**Data under study:**
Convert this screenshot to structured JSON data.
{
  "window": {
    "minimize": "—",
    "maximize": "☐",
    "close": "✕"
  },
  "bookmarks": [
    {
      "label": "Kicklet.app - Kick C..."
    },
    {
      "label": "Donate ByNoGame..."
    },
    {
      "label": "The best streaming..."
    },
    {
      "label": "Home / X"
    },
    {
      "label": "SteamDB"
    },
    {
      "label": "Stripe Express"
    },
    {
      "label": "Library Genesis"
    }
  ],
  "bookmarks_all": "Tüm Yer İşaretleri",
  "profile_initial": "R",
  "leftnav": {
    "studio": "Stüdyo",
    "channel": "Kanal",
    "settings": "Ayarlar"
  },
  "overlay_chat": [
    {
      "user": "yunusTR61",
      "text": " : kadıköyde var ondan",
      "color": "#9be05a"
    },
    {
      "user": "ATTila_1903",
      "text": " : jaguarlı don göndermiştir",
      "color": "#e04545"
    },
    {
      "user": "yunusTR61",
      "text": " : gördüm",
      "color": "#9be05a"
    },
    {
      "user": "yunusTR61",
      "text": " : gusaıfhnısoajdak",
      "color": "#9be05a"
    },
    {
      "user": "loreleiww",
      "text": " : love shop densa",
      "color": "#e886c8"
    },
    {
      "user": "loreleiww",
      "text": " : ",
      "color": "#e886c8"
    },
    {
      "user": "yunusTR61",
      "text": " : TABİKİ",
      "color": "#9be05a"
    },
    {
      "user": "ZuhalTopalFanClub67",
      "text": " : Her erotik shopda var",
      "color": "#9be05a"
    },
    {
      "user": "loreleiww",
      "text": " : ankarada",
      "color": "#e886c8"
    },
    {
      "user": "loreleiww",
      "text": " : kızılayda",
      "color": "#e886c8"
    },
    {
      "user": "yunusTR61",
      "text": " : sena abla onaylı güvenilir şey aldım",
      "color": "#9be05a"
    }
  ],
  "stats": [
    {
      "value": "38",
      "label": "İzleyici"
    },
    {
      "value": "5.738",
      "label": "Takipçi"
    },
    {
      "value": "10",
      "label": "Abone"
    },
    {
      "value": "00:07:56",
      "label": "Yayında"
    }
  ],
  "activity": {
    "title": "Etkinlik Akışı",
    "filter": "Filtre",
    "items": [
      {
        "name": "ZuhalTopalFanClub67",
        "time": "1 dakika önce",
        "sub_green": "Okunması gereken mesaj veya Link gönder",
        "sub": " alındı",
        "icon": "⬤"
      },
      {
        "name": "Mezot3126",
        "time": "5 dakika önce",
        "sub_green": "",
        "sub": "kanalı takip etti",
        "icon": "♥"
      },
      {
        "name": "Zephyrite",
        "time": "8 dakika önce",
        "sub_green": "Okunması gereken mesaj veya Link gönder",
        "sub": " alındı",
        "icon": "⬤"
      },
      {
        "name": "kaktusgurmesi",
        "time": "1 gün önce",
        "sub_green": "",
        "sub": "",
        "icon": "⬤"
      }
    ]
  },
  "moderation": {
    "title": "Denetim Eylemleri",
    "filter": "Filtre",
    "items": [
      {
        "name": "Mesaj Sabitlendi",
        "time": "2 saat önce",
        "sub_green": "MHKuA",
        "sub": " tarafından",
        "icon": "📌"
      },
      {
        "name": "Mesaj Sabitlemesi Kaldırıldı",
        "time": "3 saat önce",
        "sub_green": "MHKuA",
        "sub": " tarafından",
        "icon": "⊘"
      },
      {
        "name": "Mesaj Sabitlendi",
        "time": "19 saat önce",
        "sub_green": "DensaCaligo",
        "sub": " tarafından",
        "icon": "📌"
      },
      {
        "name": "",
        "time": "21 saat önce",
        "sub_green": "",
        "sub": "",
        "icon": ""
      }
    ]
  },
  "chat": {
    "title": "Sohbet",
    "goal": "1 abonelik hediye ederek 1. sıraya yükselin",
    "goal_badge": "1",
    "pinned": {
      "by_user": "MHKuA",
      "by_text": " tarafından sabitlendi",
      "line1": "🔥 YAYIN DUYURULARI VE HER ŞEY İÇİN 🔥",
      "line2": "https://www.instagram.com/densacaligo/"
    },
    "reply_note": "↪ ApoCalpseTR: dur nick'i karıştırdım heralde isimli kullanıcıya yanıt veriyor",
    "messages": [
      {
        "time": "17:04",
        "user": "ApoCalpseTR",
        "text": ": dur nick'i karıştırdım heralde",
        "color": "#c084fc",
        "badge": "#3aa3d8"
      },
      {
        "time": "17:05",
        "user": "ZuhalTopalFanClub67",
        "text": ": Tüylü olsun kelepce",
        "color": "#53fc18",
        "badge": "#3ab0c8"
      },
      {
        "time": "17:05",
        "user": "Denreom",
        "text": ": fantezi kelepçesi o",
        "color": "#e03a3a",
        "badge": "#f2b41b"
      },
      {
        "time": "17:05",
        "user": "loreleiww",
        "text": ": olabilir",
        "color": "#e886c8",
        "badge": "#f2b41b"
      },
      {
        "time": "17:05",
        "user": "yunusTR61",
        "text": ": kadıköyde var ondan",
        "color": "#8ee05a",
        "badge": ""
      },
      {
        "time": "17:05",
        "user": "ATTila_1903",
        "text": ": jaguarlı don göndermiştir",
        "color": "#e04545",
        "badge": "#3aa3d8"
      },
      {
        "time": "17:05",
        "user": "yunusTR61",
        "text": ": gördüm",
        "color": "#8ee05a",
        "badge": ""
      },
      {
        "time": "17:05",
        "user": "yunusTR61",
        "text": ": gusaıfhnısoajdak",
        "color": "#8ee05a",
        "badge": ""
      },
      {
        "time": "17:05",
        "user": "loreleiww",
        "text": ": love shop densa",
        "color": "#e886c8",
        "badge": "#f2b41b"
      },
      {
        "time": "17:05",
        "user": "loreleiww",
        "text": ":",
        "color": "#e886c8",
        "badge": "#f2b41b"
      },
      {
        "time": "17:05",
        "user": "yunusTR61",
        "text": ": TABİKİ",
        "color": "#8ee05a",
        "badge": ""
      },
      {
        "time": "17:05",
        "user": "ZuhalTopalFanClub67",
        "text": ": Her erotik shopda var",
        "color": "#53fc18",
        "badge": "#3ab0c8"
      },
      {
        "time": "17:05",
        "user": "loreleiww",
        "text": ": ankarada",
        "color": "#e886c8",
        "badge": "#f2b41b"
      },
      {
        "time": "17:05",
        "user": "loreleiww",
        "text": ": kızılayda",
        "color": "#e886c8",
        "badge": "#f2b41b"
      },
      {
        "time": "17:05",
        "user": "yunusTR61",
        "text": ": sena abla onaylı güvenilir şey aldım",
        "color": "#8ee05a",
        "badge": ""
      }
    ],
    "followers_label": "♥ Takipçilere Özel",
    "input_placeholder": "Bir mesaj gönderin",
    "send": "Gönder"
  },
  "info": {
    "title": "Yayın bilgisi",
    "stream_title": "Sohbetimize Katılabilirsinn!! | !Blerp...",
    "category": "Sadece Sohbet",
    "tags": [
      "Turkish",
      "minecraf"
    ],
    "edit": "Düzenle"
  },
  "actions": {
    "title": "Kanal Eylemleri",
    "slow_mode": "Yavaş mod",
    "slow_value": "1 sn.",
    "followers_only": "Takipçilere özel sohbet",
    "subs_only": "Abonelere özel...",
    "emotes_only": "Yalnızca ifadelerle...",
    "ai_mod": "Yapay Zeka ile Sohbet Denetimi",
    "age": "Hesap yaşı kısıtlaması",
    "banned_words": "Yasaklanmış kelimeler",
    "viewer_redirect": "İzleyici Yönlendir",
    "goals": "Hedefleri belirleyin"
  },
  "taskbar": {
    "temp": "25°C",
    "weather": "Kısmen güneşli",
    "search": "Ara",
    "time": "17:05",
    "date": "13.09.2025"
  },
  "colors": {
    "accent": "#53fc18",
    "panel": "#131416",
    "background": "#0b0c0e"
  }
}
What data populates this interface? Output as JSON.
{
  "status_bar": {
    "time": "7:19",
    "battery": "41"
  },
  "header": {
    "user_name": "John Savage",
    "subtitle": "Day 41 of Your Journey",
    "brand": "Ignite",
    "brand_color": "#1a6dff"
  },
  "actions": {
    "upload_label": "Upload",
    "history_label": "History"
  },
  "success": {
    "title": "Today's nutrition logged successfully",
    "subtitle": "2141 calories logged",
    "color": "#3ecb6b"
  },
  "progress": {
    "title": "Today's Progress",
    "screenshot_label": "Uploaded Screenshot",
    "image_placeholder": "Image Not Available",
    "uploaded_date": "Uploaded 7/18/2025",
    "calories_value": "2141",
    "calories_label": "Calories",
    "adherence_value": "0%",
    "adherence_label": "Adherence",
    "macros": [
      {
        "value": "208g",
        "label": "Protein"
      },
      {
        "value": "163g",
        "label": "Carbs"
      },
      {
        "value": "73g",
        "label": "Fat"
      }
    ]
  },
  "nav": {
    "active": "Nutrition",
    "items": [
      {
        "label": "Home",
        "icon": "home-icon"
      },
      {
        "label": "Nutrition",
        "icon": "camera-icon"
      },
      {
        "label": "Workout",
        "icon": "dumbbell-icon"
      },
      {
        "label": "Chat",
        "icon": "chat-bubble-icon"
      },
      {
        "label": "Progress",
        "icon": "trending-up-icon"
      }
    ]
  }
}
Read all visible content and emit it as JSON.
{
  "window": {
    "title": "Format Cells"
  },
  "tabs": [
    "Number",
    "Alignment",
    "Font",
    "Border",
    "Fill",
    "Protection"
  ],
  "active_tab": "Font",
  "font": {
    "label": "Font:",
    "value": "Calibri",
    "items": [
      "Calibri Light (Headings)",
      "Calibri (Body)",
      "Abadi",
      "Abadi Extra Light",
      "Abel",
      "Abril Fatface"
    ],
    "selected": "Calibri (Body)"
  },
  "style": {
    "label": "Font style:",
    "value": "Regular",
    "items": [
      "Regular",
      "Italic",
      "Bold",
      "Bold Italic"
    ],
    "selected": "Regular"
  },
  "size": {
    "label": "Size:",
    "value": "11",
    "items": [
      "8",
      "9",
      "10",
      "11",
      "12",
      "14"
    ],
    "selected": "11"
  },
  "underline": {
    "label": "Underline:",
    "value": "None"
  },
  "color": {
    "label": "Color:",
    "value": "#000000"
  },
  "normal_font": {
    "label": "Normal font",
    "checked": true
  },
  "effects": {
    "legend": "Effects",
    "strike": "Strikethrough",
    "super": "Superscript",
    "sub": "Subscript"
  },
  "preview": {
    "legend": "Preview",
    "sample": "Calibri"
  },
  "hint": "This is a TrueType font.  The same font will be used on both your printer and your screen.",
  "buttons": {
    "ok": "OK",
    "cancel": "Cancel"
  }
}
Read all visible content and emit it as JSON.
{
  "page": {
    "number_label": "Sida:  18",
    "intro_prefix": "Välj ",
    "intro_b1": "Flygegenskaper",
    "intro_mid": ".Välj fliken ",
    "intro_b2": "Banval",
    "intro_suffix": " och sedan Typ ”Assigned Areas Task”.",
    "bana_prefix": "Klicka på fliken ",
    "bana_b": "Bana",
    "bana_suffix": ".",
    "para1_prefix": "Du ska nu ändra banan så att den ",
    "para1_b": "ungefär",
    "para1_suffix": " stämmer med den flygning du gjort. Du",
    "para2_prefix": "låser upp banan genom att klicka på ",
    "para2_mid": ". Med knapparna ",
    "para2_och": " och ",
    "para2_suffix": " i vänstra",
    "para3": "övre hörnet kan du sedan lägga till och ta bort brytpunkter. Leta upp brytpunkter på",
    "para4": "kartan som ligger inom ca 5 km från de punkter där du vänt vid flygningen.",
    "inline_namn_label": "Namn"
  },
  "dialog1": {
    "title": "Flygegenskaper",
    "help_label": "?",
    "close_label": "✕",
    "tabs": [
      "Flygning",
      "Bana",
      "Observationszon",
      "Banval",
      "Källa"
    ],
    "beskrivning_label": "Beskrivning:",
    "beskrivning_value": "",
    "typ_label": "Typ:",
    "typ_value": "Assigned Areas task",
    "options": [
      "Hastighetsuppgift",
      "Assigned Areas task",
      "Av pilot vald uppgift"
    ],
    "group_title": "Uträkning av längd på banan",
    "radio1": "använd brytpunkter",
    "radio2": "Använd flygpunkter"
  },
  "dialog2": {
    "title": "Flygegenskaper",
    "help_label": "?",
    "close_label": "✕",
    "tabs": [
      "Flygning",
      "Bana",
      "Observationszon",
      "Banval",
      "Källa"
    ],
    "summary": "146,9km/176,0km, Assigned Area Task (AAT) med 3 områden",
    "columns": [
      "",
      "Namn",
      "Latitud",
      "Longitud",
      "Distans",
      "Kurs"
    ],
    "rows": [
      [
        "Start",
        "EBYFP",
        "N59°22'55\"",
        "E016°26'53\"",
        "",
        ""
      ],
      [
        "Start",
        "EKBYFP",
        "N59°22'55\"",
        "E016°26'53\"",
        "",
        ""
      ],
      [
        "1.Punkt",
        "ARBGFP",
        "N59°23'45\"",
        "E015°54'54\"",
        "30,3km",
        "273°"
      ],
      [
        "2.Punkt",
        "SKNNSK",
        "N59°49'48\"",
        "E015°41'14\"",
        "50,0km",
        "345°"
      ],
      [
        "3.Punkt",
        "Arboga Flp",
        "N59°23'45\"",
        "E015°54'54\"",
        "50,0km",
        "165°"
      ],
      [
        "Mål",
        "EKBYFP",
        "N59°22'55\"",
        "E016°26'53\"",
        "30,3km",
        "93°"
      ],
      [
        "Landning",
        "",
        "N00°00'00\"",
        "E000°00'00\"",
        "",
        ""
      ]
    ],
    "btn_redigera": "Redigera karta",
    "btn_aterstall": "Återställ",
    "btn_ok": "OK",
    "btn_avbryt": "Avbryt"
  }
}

**Problem:**
Go through the entries and return each line where the word "saat" occurs.

**Response:**
        "time": "2 saat önce",
        "time": "3 saat önce",
        "time": "19 saat önce",
        "time": "21 saat önce",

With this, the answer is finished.